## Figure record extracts
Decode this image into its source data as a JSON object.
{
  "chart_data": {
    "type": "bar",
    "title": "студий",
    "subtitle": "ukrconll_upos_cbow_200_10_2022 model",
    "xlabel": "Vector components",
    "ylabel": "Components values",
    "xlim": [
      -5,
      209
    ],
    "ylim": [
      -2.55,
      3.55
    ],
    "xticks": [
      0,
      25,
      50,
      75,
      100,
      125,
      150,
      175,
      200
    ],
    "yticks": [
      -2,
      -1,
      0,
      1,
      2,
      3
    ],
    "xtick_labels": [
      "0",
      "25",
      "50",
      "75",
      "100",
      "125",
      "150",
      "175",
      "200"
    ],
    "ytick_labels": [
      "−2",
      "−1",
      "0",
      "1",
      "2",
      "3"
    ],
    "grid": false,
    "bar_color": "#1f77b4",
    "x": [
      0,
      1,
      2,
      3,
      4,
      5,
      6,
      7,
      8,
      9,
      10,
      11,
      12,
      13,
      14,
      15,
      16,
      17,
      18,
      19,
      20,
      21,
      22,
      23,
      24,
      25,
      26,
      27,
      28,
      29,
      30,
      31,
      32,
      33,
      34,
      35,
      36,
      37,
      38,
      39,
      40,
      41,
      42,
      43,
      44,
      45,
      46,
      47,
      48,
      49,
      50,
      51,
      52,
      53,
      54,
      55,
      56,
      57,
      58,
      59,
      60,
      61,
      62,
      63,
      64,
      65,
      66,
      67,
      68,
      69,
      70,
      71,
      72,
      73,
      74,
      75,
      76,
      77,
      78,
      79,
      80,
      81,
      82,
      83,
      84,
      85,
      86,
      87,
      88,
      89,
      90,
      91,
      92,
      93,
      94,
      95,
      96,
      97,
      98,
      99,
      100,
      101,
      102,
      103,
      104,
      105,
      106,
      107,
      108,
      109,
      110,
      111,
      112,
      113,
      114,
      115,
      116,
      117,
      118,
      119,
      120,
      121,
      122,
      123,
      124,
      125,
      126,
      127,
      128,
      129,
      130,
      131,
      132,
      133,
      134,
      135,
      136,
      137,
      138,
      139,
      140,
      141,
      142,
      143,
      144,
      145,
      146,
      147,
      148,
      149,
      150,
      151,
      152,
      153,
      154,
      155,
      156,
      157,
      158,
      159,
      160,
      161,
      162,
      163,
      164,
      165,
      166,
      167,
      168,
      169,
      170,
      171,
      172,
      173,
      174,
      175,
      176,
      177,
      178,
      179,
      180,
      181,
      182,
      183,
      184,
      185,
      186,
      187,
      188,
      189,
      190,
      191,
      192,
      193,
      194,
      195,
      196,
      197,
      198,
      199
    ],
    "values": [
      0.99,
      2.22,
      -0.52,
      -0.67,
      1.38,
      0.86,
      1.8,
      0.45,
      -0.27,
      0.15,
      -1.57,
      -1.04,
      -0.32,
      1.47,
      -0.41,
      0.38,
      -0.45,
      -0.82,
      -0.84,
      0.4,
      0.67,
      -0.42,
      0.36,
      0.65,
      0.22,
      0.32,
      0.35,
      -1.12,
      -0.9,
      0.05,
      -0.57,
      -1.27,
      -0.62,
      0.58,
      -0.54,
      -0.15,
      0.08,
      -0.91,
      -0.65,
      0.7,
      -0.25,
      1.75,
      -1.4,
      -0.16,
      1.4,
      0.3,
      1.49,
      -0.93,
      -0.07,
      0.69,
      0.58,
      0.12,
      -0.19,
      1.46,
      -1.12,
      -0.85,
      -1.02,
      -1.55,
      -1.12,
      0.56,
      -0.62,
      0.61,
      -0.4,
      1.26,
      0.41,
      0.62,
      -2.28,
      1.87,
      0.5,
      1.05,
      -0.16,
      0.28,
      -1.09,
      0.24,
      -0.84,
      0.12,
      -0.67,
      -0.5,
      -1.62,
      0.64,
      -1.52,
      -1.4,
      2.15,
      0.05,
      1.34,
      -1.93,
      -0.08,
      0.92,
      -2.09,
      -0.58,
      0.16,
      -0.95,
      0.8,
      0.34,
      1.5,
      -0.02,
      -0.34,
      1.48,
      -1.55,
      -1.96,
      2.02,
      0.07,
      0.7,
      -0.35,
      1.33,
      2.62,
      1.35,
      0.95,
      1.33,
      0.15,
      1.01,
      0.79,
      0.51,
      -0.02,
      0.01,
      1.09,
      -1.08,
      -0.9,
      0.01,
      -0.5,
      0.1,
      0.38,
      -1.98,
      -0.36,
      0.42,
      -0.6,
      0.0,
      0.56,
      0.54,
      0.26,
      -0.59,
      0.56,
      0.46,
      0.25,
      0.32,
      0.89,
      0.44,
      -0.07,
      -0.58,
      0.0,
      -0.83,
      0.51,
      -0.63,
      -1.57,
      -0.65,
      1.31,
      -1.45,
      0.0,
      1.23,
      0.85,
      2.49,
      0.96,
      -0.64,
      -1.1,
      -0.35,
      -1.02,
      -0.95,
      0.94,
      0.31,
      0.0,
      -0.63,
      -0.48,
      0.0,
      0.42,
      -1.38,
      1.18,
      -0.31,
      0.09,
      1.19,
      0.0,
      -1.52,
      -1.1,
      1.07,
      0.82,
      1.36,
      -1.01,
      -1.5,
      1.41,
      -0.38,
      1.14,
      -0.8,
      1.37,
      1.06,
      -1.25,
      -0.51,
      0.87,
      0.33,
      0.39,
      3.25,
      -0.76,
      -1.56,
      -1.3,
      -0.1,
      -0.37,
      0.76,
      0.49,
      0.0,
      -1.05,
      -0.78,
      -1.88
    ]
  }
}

## The request
Print out every entry, keeping each one exact.

## Correct output
Decode this image into its source data as a JSON object.
{
  "chart_data": {
    "type": "bar",
    "title": "студий",
    "subtitle": "ukrconll_upos_cbow_200_10_2022 model",
    "xlabel": "Vector components",
    "ylabel": "Components values",
    "xlim": [
      -5,
      209
    ],
    "ylim": [
      -2.55,
      3.55
    ],
    "xticks": [
      0,
      25,
      50,
      75,
      100,
      125,
      150,
      175,
      200
    ],
    "yticks": [
      -2,
      -1,
      0,
      1,
      2,
      3
    ],
    "xtick_labels": [
      "0",
      "25",
      "50",
      "75",
      "100",
      "125",
      "150",
      "175",
      "200"
    ],
    "ytick_labels": [
      "−2",
      "−1",
      "0",
      "1",
      "2",
      "3"
    ],
    "grid": false,
    "bar_color": "#1f77b4",
    "x": [
      0,
      1,
      2,
      3,
      4,
      5,
      6,
      7,
      8,
      9,
      10,
      11,
      12,
      13,
      14,
      15,
      16,
      17,
      18,
      19,
      20,
      21,
      22,
      23,
      24,
      25,
      26,
      27,
      28,
      29,
      30,
      31,
      32,
      33,
      34,
      35,
      36,
      37,
      38,
      39,
      40,
      41,
      42,
      43,
      44,
      45,
      46,
      47,
      48,
      49,
      50,
      51,
      52,
      53,
      54,
      55,
      56,
      57,
      58,
      59,
      60,
      61,
      62,
      63,
      64,
      65,
      66,
      67,
      68,
      69,
      70,
      71,
      72,
      73,
      74,
      75,
      76,
      77,
      78,
      79,
      80,
      81,
      82,
      83,
      84,
      85,
      86,
      87,
      88,
      89,
      90,
      91,
      92,
      93,
      94,
      95,
      96,
      97,
      98,
      99,
      100,
      101,
      102,
      103,
      104,
      105,
      106,
      107,
      108,
      109,
      110,
      111,
      112,
      113,
      114,
      115,
      116,
      117,
      118,
      119,
      120,
      121,
      122,
      123,
      124,
      125,
      126,
      127,
      128,
      129,
      130,
      131,
      132,
      133,
      134,
      135,
      136,
      137,
      138,
      139,
      140,
      141,
      142,
      143,
      144,
      145,
      146,
      147,
      148,
      149,
      150,
      151,
      152,
      153,
      154,
      155,
      156,
      157,
      158,
      159,
      160,
      161,
      162,
      163,
      164,
      165,
      166,
      167,
      168,
      169,
      170,
      171,
      172,
      173,
      174,
      175,
      176,
      177,
      178,
      179,
      180,
      181,
      182,
      183,
      184,
      185,
      186,
      187,
      188,
      189,
      190,
      191,
      192,
      193,
      194,
      195,
      196,
      197,
      198,
      199
    ],
    "values": [
      0.99,
      2.22,
      -0.52,
      -0.67,
      1.38,
      0.86,
      1.8,
      0.45,
      -0.27,
      0.15,
      -1.57,
      -1.04,
      -0.32,
      1.47,
      -0.41,
      0.38,
      -0.45,
      -0.82,
      -0.84,
      0.4,
      0.67,
      -0.42,
      0.36,
      0.65,
      0.22,
      0.32,
      0.35,
      -1.12,
      -0.9,
      0.05,
      -0.57,
      -1.27,
      -0.62,
      0.58,
      -0.54,
      -0.15,
      0.08,
      -0.91,
      -0.65,
      0.7,
      -0.25,
      1.75,
      -1.4,
      -0.16,
      1.4,
      0.3,
      1.49,
      -0.93,
      -0.07,
      0.69,
      0.58,
      0.12,
      -0.19,
      1.46,
      -1.12,
      -0.85,
      -1.02,
      -1.55,
      -1.12,
      0.56,
      -0.62,
      0.61,
      -0.4,
      1.26,
      0.41,
      0.62,
      -2.28,
      1.87,
      0.5,
      1.05,
      -0.16,
      0.28,
      -1.09,
      0.24,
      -0.84,
      0.12,
      -0.67,
      -0.5,
      -1.62,
      0.64,
      -1.52,
      -1.4,
      2.15,
      0.05,
      1.34,
      -1.93,
      -0.08,
      0.92,
      -2.09,
      -0.58,
      0.16,
      -0.95,
      0.8,
      0.34,
      1.5,
      -0.02,
      -0.34,
      1.48,
      -1.55,
      -1.96,
      2.02,
      0.07,
      0.7,
      -0.35,
      1.33,
      2.62,
      1.35,
      0.95,
      1.33,
      0.15,
      1.01,
      0.79,
      0.51,
      -0.02,
      0.01,
      1.09,
      -1.08,
      -0.9,
      0.01,
      -0.5,
      0.1,
      0.38,
      -1.98,
      -0.36,
      0.42,
      -0.6,
      0.0,
      0.56,
      0.54,
      0.26,
      -0.59,
      0.56,
      0.46,
      0.25,
      0.32,
      0.89,
      0.44,
      -0.07,
      -0.58,
      0.0,
      -0.83,
      0.51,
      -0.63,
      -1.57,
      -0.65,
      1.31,
      -1.45,
      0.0,
      1.23,
      0.85,
      2.49,
      0.96,
      -0.64,
      -1.1,
      -0.35,
      -1.02,
      -0.95,
      0.94,
      0.31,
      0.0,
      -0.63,
      -0.48,
      0.0,
      0.42,
      -1.38,
      1.18,
      -0.31,
      0.09,
      1.19,
      0.0,
      -1.52,
      -1.1,
      1.07,
      0.82,
      1.36,
      -1.01,
      -1.5,
      1.41,
      -0.38,
      1.14,
      -0.8,
      1.37,
      1.06,
      -1.25,
      -0.51,
      0.87,
      0.33,
      0.39,
      3.25,
      -0.76,
      -1.56,
      -1.3,
      -0.1,
      -0.37,
      0.76,
      0.49,
      0.0,
      -1.05,
      -0.78,
      -1.88
    ]
  }
}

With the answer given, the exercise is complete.